• [Exercise brief] Pictures stay out; everything else in the records below is copied exactly.

++++++++++

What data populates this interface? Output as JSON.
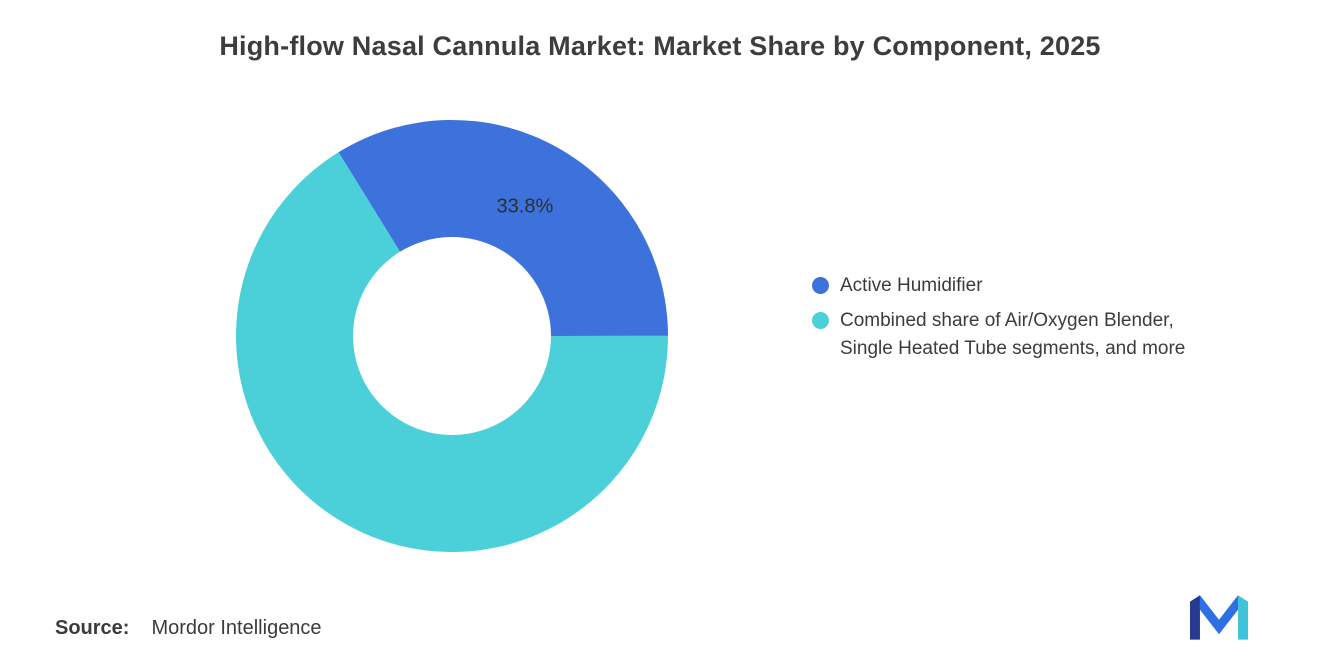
{
  "title": "High-flow Nasal Cannula Market: Market Share by Component, 2025",
  "source": {
    "label": "Source:",
    "value": "Mordor Intelligence"
  },
  "legend": [
    {
      "label": "Active Humidifier",
      "color": "#3d72dd"
    },
    {
      "label": "Combined share of Air/Oxygen Blender, Single Heated Tube segments, and more",
      "color": "#4bd0da"
    }
  ],
  "logo_name": "mordor-intelligence-logo",
  "chart_data": {
    "type": "pie",
    "donut": true,
    "title": "High-flow Nasal Cannula Market: Market Share by Component, 2025",
    "legend_position": "right",
    "start_angle_deg": -31.7,
    "inner_radius_ratio": 0.46,
    "series": [
      {
        "name": "Active Humidifier",
        "value": 33.8,
        "color": "#3d72dd",
        "data_label": "33.8%"
      },
      {
        "name": "Combined share of Air/Oxygen Blender, Single Heated Tube segments, and more",
        "value": 66.2,
        "color": "#4bd0da",
        "data_label": ""
      }
    ]
  }
}
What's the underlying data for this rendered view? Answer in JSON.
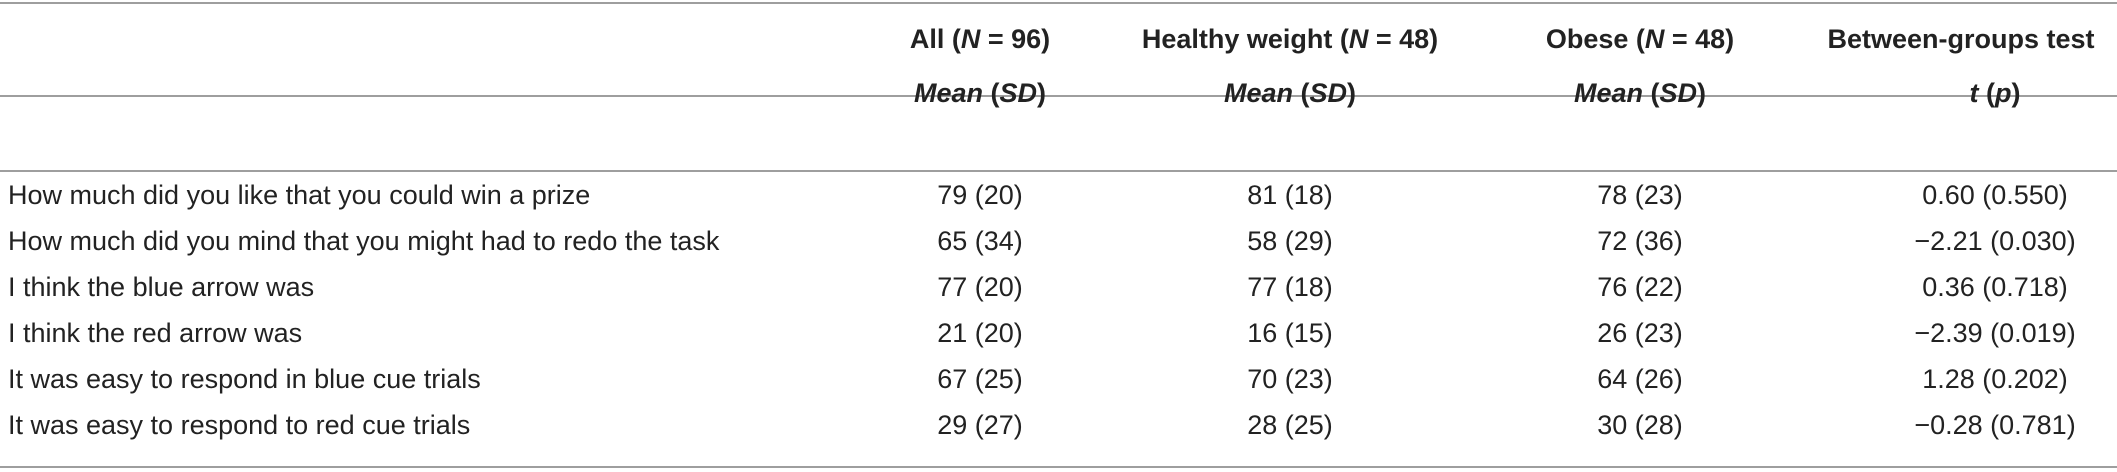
{
  "columns": [
    {
      "label_pre": "All (",
      "label_var": "N",
      "label_post": " = 96)",
      "sub_a": "Mean",
      "sub_b": " (",
      "sub_c": "SD",
      "sub_d": ")"
    },
    {
      "label_pre": "Healthy weight (",
      "label_var": "N",
      "label_post": " = 48)",
      "sub_a": "Mean",
      "sub_b": " (",
      "sub_c": "SD",
      "sub_d": ")"
    },
    {
      "label_pre": "Obese (",
      "label_var": "N",
      "label_post": " = 48)",
      "sub_a": "Mean",
      "sub_b": " (",
      "sub_c": "SD",
      "sub_d": ")"
    },
    {
      "label_pre": "Between-groups test",
      "label_var": "",
      "label_post": "",
      "sub_a": "t",
      "sub_b": " (",
      "sub_c": "p",
      "sub_d": ")"
    }
  ],
  "rows": [
    {
      "label": "How much did you like that you could win a prize",
      "all": "79 (20)",
      "healthy": "81 (18)",
      "obese": "78 (23)",
      "test": "0.60 (0.550)"
    },
    {
      "label": "How much did you mind that you might had to redo the task",
      "all": "65 (34)",
      "healthy": "58 (29)",
      "obese": "72 (36)",
      "test": "−2.21 (0.030)"
    },
    {
      "label": "I think the blue arrow was",
      "all": "77 (20)",
      "healthy": "77 (18)",
      "obese": "76 (22)",
      "test": "0.36 (0.718)"
    },
    {
      "label": "I think the red arrow was",
      "all": "21 (20)",
      "healthy": "16 (15)",
      "obese": "26 (23)",
      "test": "−2.39 (0.019)"
    },
    {
      "label": "It was easy to respond in blue cue trials",
      "all": "67 (25)",
      "healthy": "70 (23)",
      "obese": "64 (26)",
      "test": "1.28 (0.202)"
    },
    {
      "label": "It was easy to respond to red cue trials",
      "all": "29 (27)",
      "healthy": "28 (25)",
      "obese": "30 (28)",
      "test": "−0.28 (0.781)"
    }
  ]
}
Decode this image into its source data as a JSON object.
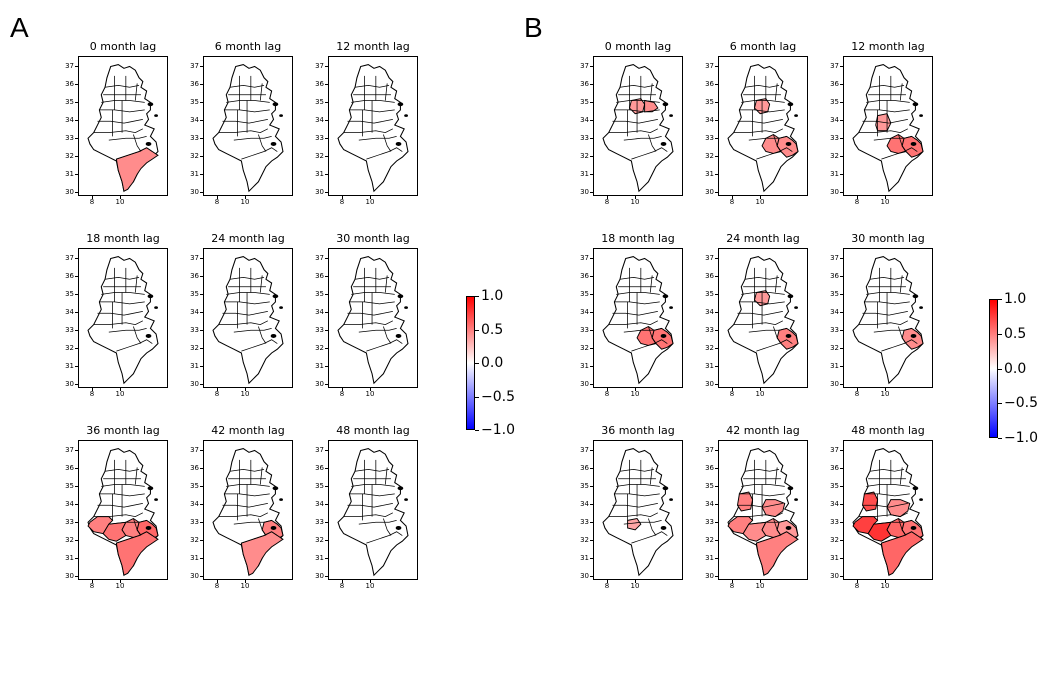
{
  "panels": [
    {
      "letter": "A",
      "maps": [
        {
          "title": "0 month lag",
          "highlights": [
            {
              "region": "tataouine",
              "value": 0.45
            }
          ]
        },
        {
          "title": "6 month lag",
          "highlights": []
        },
        {
          "title": "12 month lag",
          "highlights": []
        },
        {
          "title": "18 month lag",
          "highlights": []
        },
        {
          "title": "24 month lag",
          "highlights": []
        },
        {
          "title": "30 month lag",
          "highlights": []
        },
        {
          "title": "36 month lag",
          "highlights": [
            {
              "region": "tozeur",
              "value": 0.5
            },
            {
              "region": "kebili",
              "value": 0.55
            },
            {
              "region": "gabes",
              "value": 0.5
            },
            {
              "region": "medenine",
              "value": 0.6
            },
            {
              "region": "tataouine",
              "value": 0.55
            }
          ]
        },
        {
          "title": "42 month lag",
          "highlights": [
            {
              "region": "medenine",
              "value": 0.5
            },
            {
              "region": "tataouine",
              "value": 0.45
            }
          ]
        },
        {
          "title": "48 month lag",
          "highlights": []
        }
      ]
    },
    {
      "letter": "B",
      "maps": [
        {
          "title": "0 month lag",
          "highlights": [
            {
              "region": "kairouan",
              "value": 0.4
            },
            {
              "region": "sousse",
              "value": 0.45
            }
          ]
        },
        {
          "title": "6 month lag",
          "highlights": [
            {
              "region": "kairouan",
              "value": 0.4
            },
            {
              "region": "gabes",
              "value": 0.45
            },
            {
              "region": "medenine",
              "value": 0.45
            }
          ]
        },
        {
          "title": "12 month lag",
          "highlights": [
            {
              "region": "sidibouzid",
              "value": 0.4
            },
            {
              "region": "gabes",
              "value": 0.55
            },
            {
              "region": "medenine",
              "value": 0.55
            }
          ]
        },
        {
          "title": "18 month lag",
          "highlights": [
            {
              "region": "gabes",
              "value": 0.55
            },
            {
              "region": "medenine",
              "value": 0.55
            }
          ]
        },
        {
          "title": "24 month lag",
          "highlights": [
            {
              "region": "kairouan",
              "value": 0.4
            },
            {
              "region": "medenine",
              "value": 0.5
            }
          ]
        },
        {
          "title": "30 month lag",
          "highlights": [
            {
              "region": "medenine",
              "value": 0.45
            }
          ]
        },
        {
          "title": "36 month lag",
          "highlights": [
            {
              "region": "kebili_n",
              "value": 0.35
            }
          ]
        },
        {
          "title": "42 month lag",
          "highlights": [
            {
              "region": "kasserine",
              "value": 0.5
            },
            {
              "region": "sfax",
              "value": 0.45
            },
            {
              "region": "tozeur",
              "value": 0.5
            },
            {
              "region": "kebili",
              "value": 0.45
            },
            {
              "region": "gabes",
              "value": 0.45
            },
            {
              "region": "medenine",
              "value": 0.4
            },
            {
              "region": "tataouine",
              "value": 0.5
            }
          ]
        },
        {
          "title": "48 month lag",
          "highlights": [
            {
              "region": "kasserine",
              "value": 0.7
            },
            {
              "region": "sfax",
              "value": 0.45
            },
            {
              "region": "tozeur",
              "value": 0.75
            },
            {
              "region": "kebili",
              "value": 0.8
            },
            {
              "region": "gabes",
              "value": 0.6
            },
            {
              "region": "medenine",
              "value": 0.55
            },
            {
              "region": "tataouine",
              "value": 0.6
            }
          ]
        }
      ]
    }
  ],
  "axes": {
    "yticks": [
      "37",
      "36",
      "35",
      "34",
      "33",
      "32",
      "31",
      "30"
    ],
    "xticks": [
      "8",
      "10"
    ]
  },
  "colorbar": {
    "ticks": [
      "1.0",
      "0.5",
      "0.0",
      "−0.5",
      "−1.0"
    ],
    "range": [
      -1.0,
      1.0
    ],
    "colors": {
      "low": "#0000ff",
      "mid": "#ffffff",
      "high": "#ff0000"
    }
  }
}
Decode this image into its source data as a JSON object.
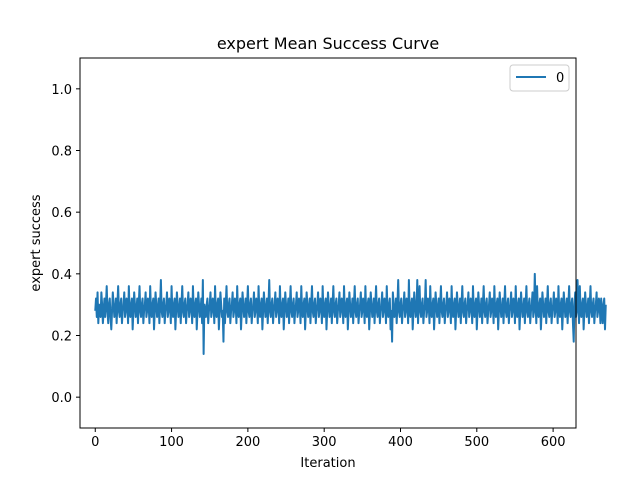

++++++++++

• [Written reply]
What data populates this interface? Output as JSON.
{
  "title": "High-flow Nasal Cannula Market: Market Share by Component, 2025",
  "source": {
    "label": "Source:",
    "value": "Mordor Intelligence"
  },
  "legend": [
    {
      "label": "Active Humidifier",
      "color": "#3d72dd"
    },
    {
      "label": "Combined share of Air/Oxygen Blender, Single Heated Tube segments, and more",
      "color": "#4bd0da"
    }
  ],
  "logo_name": "mordor-intelligence-logo",
  "chart_data": {
    "type": "pie",
    "donut": true,
    "title": "High-flow Nasal Cannula Market: Market Share by Component, 2025",
    "legend_position": "right",
    "start_angle_deg": -31.7,
    "inner_radius_ratio": 0.46,
    "series": [
      {
        "name": "Active Humidifier",
        "value": 33.8,
        "color": "#3d72dd",
        "data_label": "33.8%"
      },
      {
        "name": "Combined share of Air/Oxygen Blender, Single Heated Tube segments, and more",
        "value": 66.2,
        "color": "#4bd0da",
        "data_label": ""
      }
    ]
  }
}
What's the underlying data for this rendered view? Answer in JSON.
{
  "columns": [
    {
      "label_pre": "All (",
      "label_var": "N",
      "label_post": " = 96)",
      "sub_a": "Mean",
      "sub_b": " (",
      "sub_c": "SD",
      "sub_d": ")"
    },
    {
      "label_pre": "Healthy weight (",
      "label_var": "N",
      "label_post": " = 48)",
      "sub_a": "Mean",
      "sub_b": " (",
      "sub_c": "SD",
      "sub_d": ")"
    },
    {
      "label_pre": "Obese (",
      "label_var": "N",
      "label_post": " = 48)",
      "sub_a": "Mean",
      "sub_b": " (",
      "sub_c": "SD",
      "sub_d": ")"
    },
    {
      "label_pre": "Between-groups test",
      "label_var": "",
      "label_post": "",
      "sub_a": "t",
      "sub_b": " (",
      "sub_c": "p",
      "sub_d": ")"
    }
  ],
  "rows": [
    {
      "label": "How much did you like that you could win a prize",
      "all": "79 (20)",
      "healthy": "81 (18)",
      "obese": "78 (23)",
      "test": "0.60 (0.550)"
    },
    {
      "label": "How much did you mind that you might had to redo the task",
      "all": "65 (34)",
      "healthy": "58 (29)",
      "obese": "72 (36)",
      "test": "−2.21 (0.030)"
    },
    {
      "label": "I think the blue arrow was",
      "all": "77 (20)",
      "healthy": "77 (18)",
      "obese": "76 (22)",
      "test": "0.36 (0.718)"
    },
    {
      "label": "I think the red arrow was",
      "all": "21 (20)",
      "healthy": "16 (15)",
      "obese": "26 (23)",
      "test": "−2.39 (0.019)"
    },
    {
      "label": "It was easy to respond in blue cue trials",
      "all": "67 (25)",
      "healthy": "70 (23)",
      "obese": "64 (26)",
      "test": "1.28 (0.202)"
    },
    {
      "label": "It was easy to respond to red cue trials",
      "all": "29 (27)",
      "healthy": "28 (25)",
      "obese": "30 (28)",
      "test": "−0.28 (0.781)"
    }
  ]
}
Decode this image into its source data as a JSON object.
{
  "panels": [
    {
      "letter": "A",
      "maps": [
        {
          "title": "0 month lag",
          "highlights": [
            {
              "region": "tataouine",
              "value": 0.45
            }
          ]
        },
        {
          "title": "6 month lag",
          "highlights": []
        },
        {
          "title": "12 month lag",
          "highlights": []
        },
        {
          "title": "18 month lag",
          "highlights": []
        },
        {
          "title": "24 month lag",
          "highlights": []
        },
        {
          "title": "30 month lag",
          "highlights": []
        },
        {
          "title": "36 month lag",
          "highlights": [
            {
              "region": "tozeur",
              "value": 0.5
            },
            {
              "region": "kebili",
              "value": 0.55
            },
            {
              "region": "gabes",
              "value": 0.5
            },
            {
              "region": "medenine",
              "value": 0.6
            },
            {
              "region": "tataouine",
              "value": 0.55
            }
          ]
        },
        {
          "title": "42 month lag",
          "highlights": [
            {
              "region": "medenine",
              "value": 0.5
            },
            {
              "region": "tataouine",
              "value": 0.45
            }
          ]
        },
        {
          "title": "48 month lag",
          "highlights": []
        }
      ]
    },
    {
      "letter": "B",
      "maps": [
        {
          "title": "0 month lag",
          "highlights": [
            {
              "region": "kairouan",
              "value": 0.4
            },
            {
              "region": "sousse",
              "value": 0.45
            }
          ]
        },
        {
          "title": "6 month lag",
          "highlights": [
            {
              "region": "kairouan",
              "value": 0.4
            },
            {
              "region": "gabes",
              "value": 0.45
            },
            {
              "region": "medenine",
              "value": 0.45
            }
          ]
        },
        {
          "title": "12 month lag",
          "highlights": [
            {
              "region": "sidibouzid",
              "value": 0.4
            },
            {
              "region": "gabes",
              "value": 0.55
            },
            {
              "region": "medenine",
              "value": 0.55
            }
          ]
        },
        {
          "title": "18 month lag",
          "highlights": [
            {
              "region": "gabes",
              "value": 0.55
            },
            {
              "region": "medenine",
              "value": 0.55
            }
          ]
        },
        {
          "title": "24 month lag",
          "highlights": [
            {
              "region": "kairouan",
              "value": 0.4
            },
            {
              "region": "medenine",
              "value": 0.5
            }
          ]
        },
        {
          "title": "30 month lag",
          "highlights": [
            {
              "region": "medenine",
              "value": 0.45
            }
          ]
        },
        {
          "title": "36 month lag",
          "highlights": [
            {
              "region": "kebili_n",
              "value": 0.35
            }
          ]
        },
        {
          "title": "42 month lag",
          "highlights": [
            {
              "region": "kasserine",
              "value": 0.5
            },
            {
              "region": "sfax",
              "value": 0.45
            },
            {
              "region": "tozeur",
              "value": 0.5
            },
            {
              "region": "kebili",
              "value": 0.45
            },
            {
              "region": "gabes",
              "value": 0.45
            },
            {
              "region": "medenine",
              "value": 0.4
            },
            {
              "region": "tataouine",
              "value": 0.5
            }
          ]
        },
        {
          "title": "48 month lag",
          "highlights": [
            {
              "region": "kasserine",
              "value": 0.7
            },
            {
              "region": "sfax",
              "value": 0.45
            },
            {
              "region": "tozeur",
              "value": 0.75
            },
            {
              "region": "kebili",
              "value": 0.8
            },
            {
              "region": "gabes",
              "value": 0.6
            },
            {
              "region": "medenine",
              "value": 0.55
            },
            {
              "region": "tataouine",
              "value": 0.6
            }
          ]
        }
      ]
    }
  ],
  "axes": {
    "yticks": [
      "37",
      "36",
      "35",
      "34",
      "33",
      "32",
      "31",
      "30"
    ],
    "xticks": [
      "8",
      "10"
    ]
  },
  "colorbar": {
    "ticks": [
      "1.0",
      "0.5",
      "0.0",
      "−0.5",
      "−1.0"
    ],
    "range": [
      -1.0,
      1.0
    ],
    "colors": {
      "low": "#0000ff",
      "mid": "#ffffff",
      "high": "#ff0000"
    }
  }
}
Decode this image into its source data as a JSON object.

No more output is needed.